### To be done
Look for the string "your" in every line, and copy each line that has it.

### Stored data
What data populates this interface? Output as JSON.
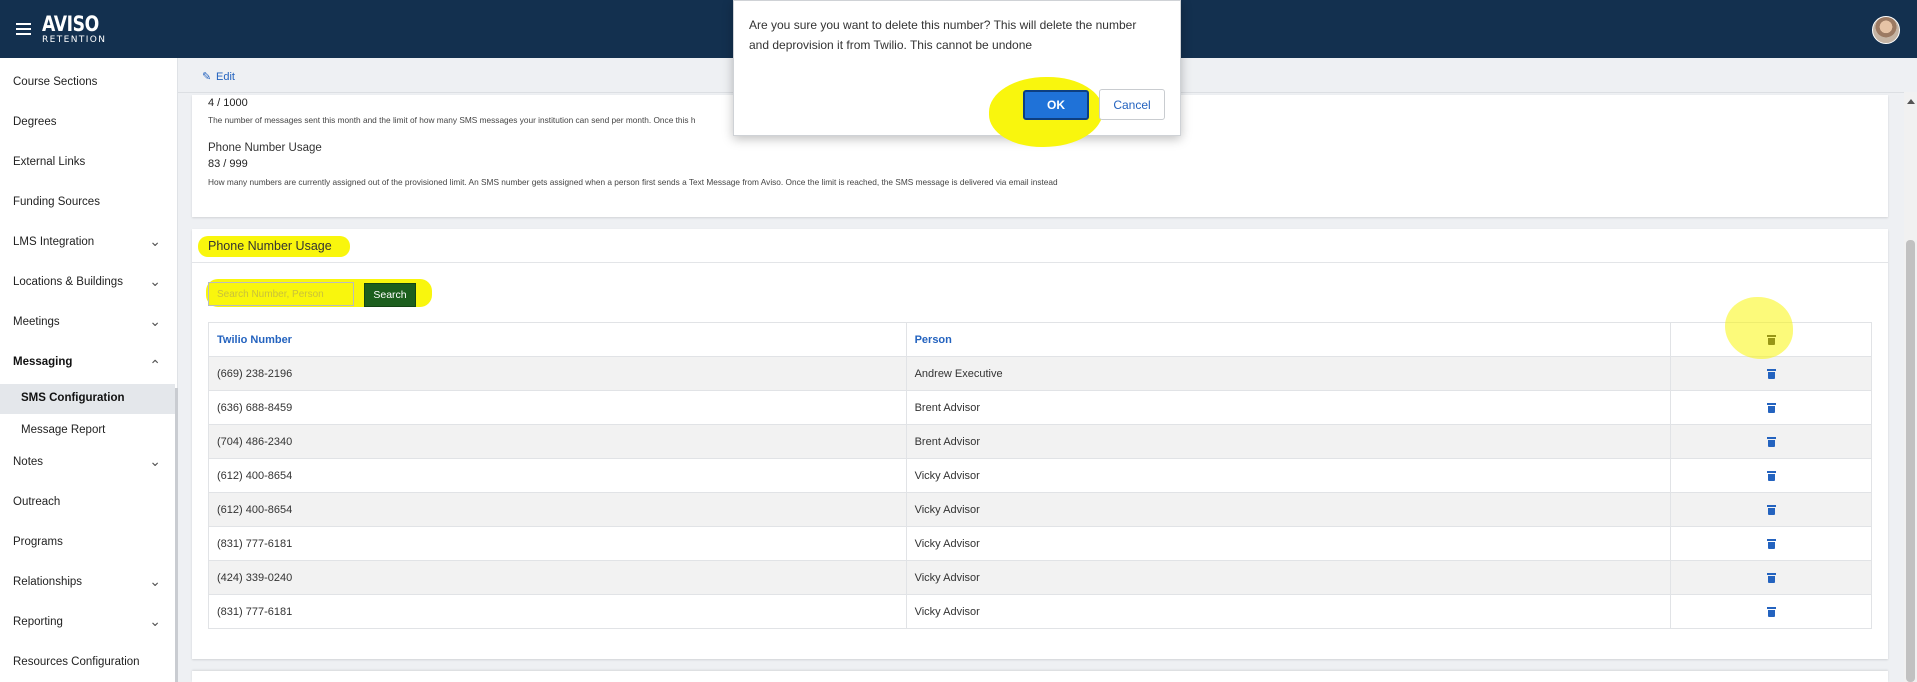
{
  "header": {
    "logo_line1": "AVISO",
    "logo_line2": "RETENTION"
  },
  "sidebar": {
    "items": [
      {
        "label": "Course Sections"
      },
      {
        "label": "Degrees"
      },
      {
        "label": "External Links"
      },
      {
        "label": "Funding Sources"
      },
      {
        "label": "LMS Integration"
      },
      {
        "label": "Locations & Buildings"
      },
      {
        "label": "Meetings"
      },
      {
        "label": "Messaging"
      },
      {
        "label": "SMS Configuration"
      },
      {
        "label": "Message Report"
      },
      {
        "label": "Notes"
      },
      {
        "label": "Outreach"
      },
      {
        "label": "Programs"
      },
      {
        "label": "Relationships"
      },
      {
        "label": "Reporting"
      },
      {
        "label": "Resources Configuration"
      }
    ]
  },
  "edit": {
    "label": "Edit"
  },
  "usage": {
    "messages_value": "4 / 1000",
    "messages_desc": "The number of messages sent this month and the limit of how many SMS messages your institution can send per month. Once this h",
    "phone_heading": "Phone Number Usage",
    "phone_value": "83 / 999",
    "phone_desc": "How many numbers are currently assigned out of the provisioned limit. An SMS number gets assigned when a person first sends a Text Message from Aviso. Once the limit is reached, the SMS message is delivered via email instead"
  },
  "phone_usage": {
    "title": "Phone Number Usage",
    "search_placeholder": "Search Number, Person",
    "search_button": "Search",
    "columns": [
      "Twilio Number",
      "Person"
    ],
    "rows": [
      {
        "number": "(669) 238-2196",
        "person": "Andrew Executive"
      },
      {
        "number": "(636) 688-8459",
        "person": "Brent Advisor"
      },
      {
        "number": "(704) 486-2340",
        "person": "Brent Advisor"
      },
      {
        "number": "(612) 400-8654",
        "person": "Vicky Advisor"
      },
      {
        "number": "(612) 400-8654",
        "person": "Vicky Advisor"
      },
      {
        "number": "(831) 777-6181",
        "person": "Vicky Advisor"
      },
      {
        "number": "(424) 339-0240",
        "person": "Vicky Advisor"
      },
      {
        "number": "(831) 777-6181",
        "person": "Vicky Advisor"
      }
    ]
  },
  "modal": {
    "message": "Are you sure you want to delete this number? This will delete the number and deprovision it from Twilio. This cannot be undone",
    "ok": "OK",
    "cancel": "Cancel"
  },
  "colors": {
    "header_bg": "#13304f",
    "link_blue": "#2463bf",
    "highlight": "#f9f60d",
    "search_green": "#1d5f1e",
    "ok_blue": "#1f72d8"
  },
  "icons": [
    "hamburger-icon",
    "avatar",
    "pencil-icon",
    "chevron-down-icon",
    "chevron-up-icon",
    "trash-icon"
  ]
}
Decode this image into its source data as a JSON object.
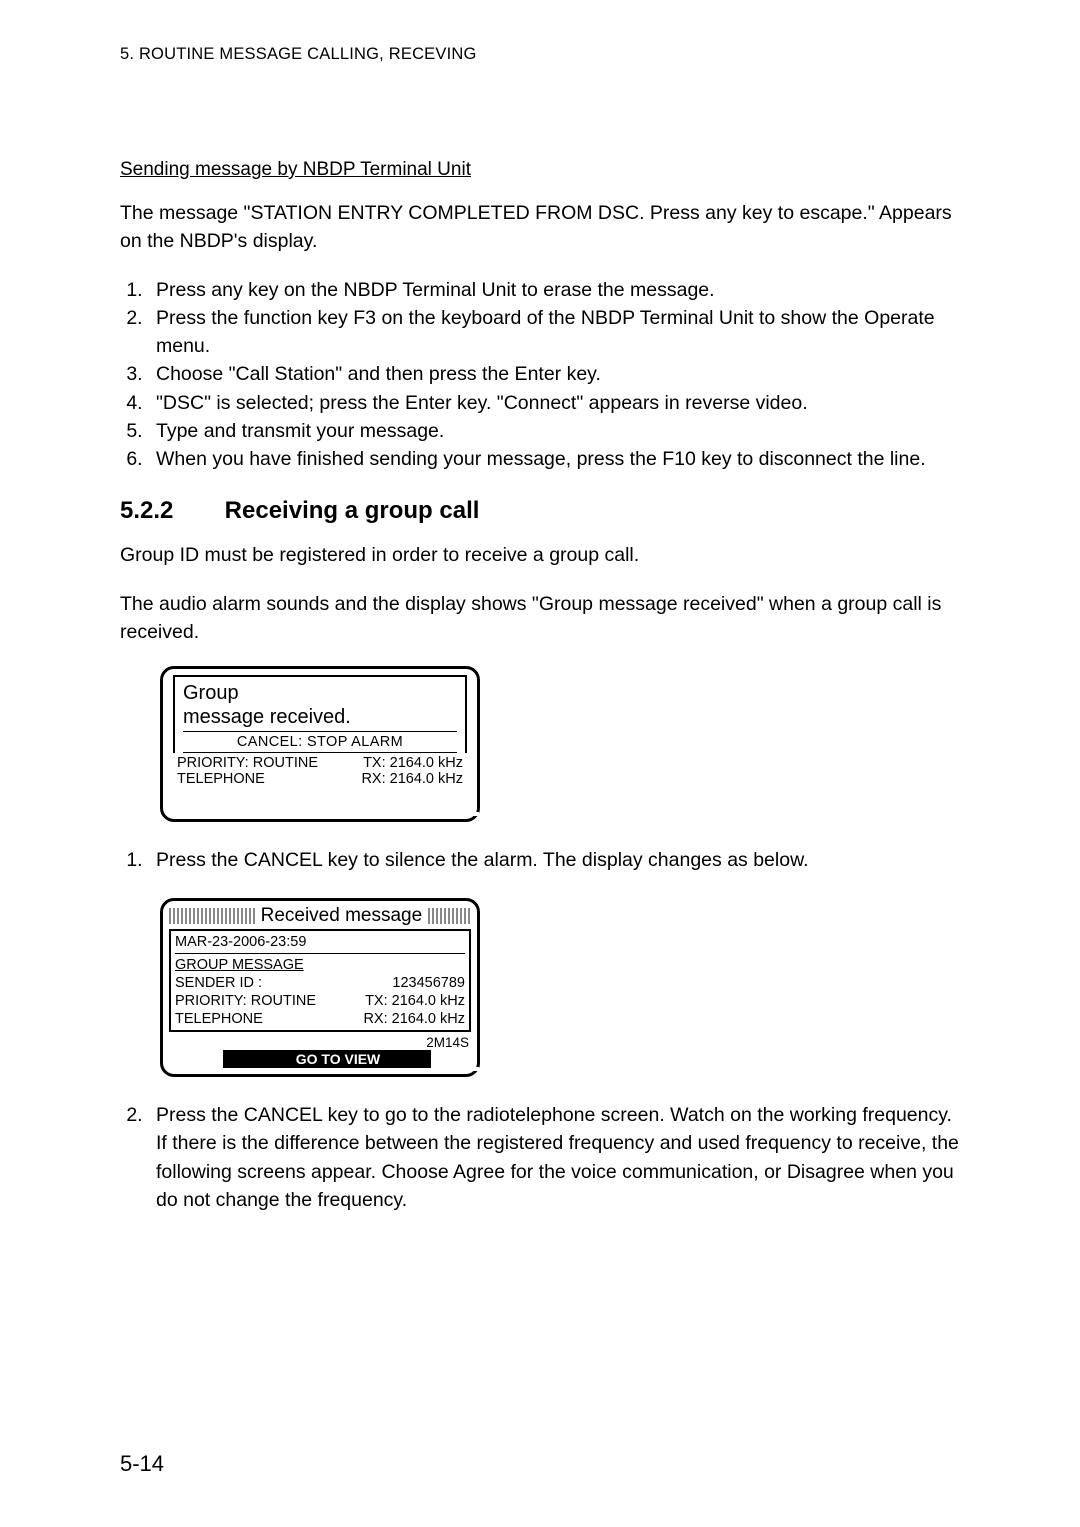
{
  "header": "5. ROUTINE MESSAGE CALLING, RECEVING",
  "subheading": "Sending message by NBDP Terminal Unit",
  "intro1": "The message \"STATION ENTRY COMPLETED FROM DSC. Press any key to escape.\" Appears on the NBDP's display.",
  "steps1": [
    "Press any key on the NBDP Terminal Unit to erase the message.",
    "Press the function key F3 on the keyboard of the NBDP Terminal Unit to show the Operate menu.",
    "Choose \"Call Station\" and then press the Enter key.",
    "\"DSC\" is selected; press the Enter key. \"Connect\" appears in reverse video.",
    "Type and transmit your message.",
    "When you have finished sending your message, press the F10 key to disconnect the line."
  ],
  "section": {
    "num": "5.2.2",
    "title": "Receiving a group call"
  },
  "para1": "Group ID must be registered in order to receive a group call.",
  "para2": "The audio alarm sounds and the display shows \"Group message received\" when a group call is received.",
  "display1": {
    "l1": "Group",
    "l2": "message received.",
    "sub": "CANCEL: STOP ALARM",
    "p1a": "PRIORITY:  ROUTINE",
    "p1b": "TX: 2164.0 kHz",
    "p2a": "TELEPHONE",
    "p2b": "RX: 2164.0 kHz"
  },
  "step2_1": "Press the CANCEL key to silence the alarm. The display changes as below.",
  "display2": {
    "bar": "Received message",
    "date": "MAR-23-2006-23:59",
    "grp": "GROUP MESSAGE",
    "sida": "SENDER ID :",
    "sidb": "123456789",
    "pra": "PRIORITY:  ROUTINE",
    "prb": "TX: 2164.0 kHz",
    "tla": "TELEPHONE",
    "tlb": "RX: 2164.0 kHz",
    "time": "2M14S",
    "goto": "GO TO VIEW"
  },
  "step2_2": "Press the CANCEL key to go to the radiotelephone screen. Watch on the working frequency. If there is the difference between the registered frequency and used frequency to receive, the following screens appear. Choose Agree for the voice communication, or Disagree when you do not change the frequency.",
  "pagenum": "5-14"
}
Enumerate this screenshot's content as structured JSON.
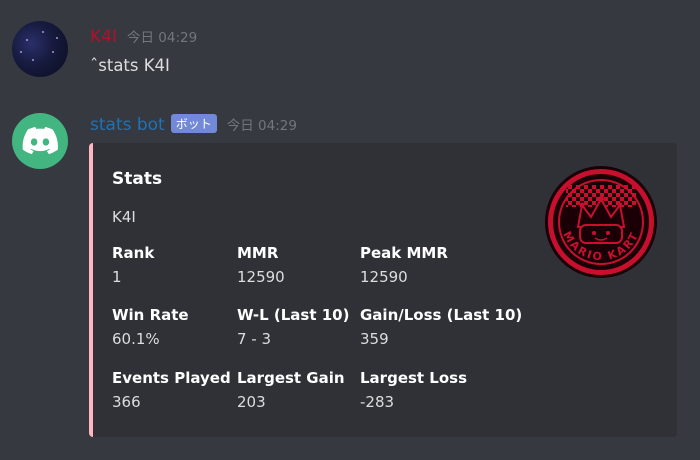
{
  "messages": {
    "user": {
      "username": "K4I",
      "timestamp": "今日 04:29",
      "text": "ˆstats K4I",
      "avatar_icon": "starry-night-avatar",
      "username_color": "#b3102b"
    },
    "bot": {
      "username": "stats bot",
      "bot_tag": "ボット",
      "timestamp": "今日 04:29",
      "avatar_icon": "discord-logo-avatar",
      "username_color": "#1e72b8"
    }
  },
  "embed": {
    "accent_color": "#ffb6c1",
    "title": "Stats",
    "description": "K4I",
    "thumbnail_icon": "mario-kart-crown-emblem",
    "thumbnail_text": "MARIO KART",
    "fields": [
      {
        "name": "Rank",
        "value": "1"
      },
      {
        "name": "MMR",
        "value": "12590"
      },
      {
        "name": "Peak MMR",
        "value": "12590"
      },
      {
        "name": "Win Rate",
        "value": "60.1%"
      },
      {
        "name": "W-L (Last 10)",
        "value": "7 - 3"
      },
      {
        "name": "Gain/Loss (Last 10)",
        "value": "359"
      },
      {
        "name": "Events Played",
        "value": "366"
      },
      {
        "name": "Largest Gain",
        "value": "203"
      },
      {
        "name": "Largest Loss",
        "value": "-283"
      }
    ]
  }
}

### Reply
    "messages_desc": "The number of messages sent this month and the limit of how many SMS messages your institution can send per month. Once this h",
    "Type and transmit your message.",
    "When you have finished sending your message, press the F10 key to disconnect the line."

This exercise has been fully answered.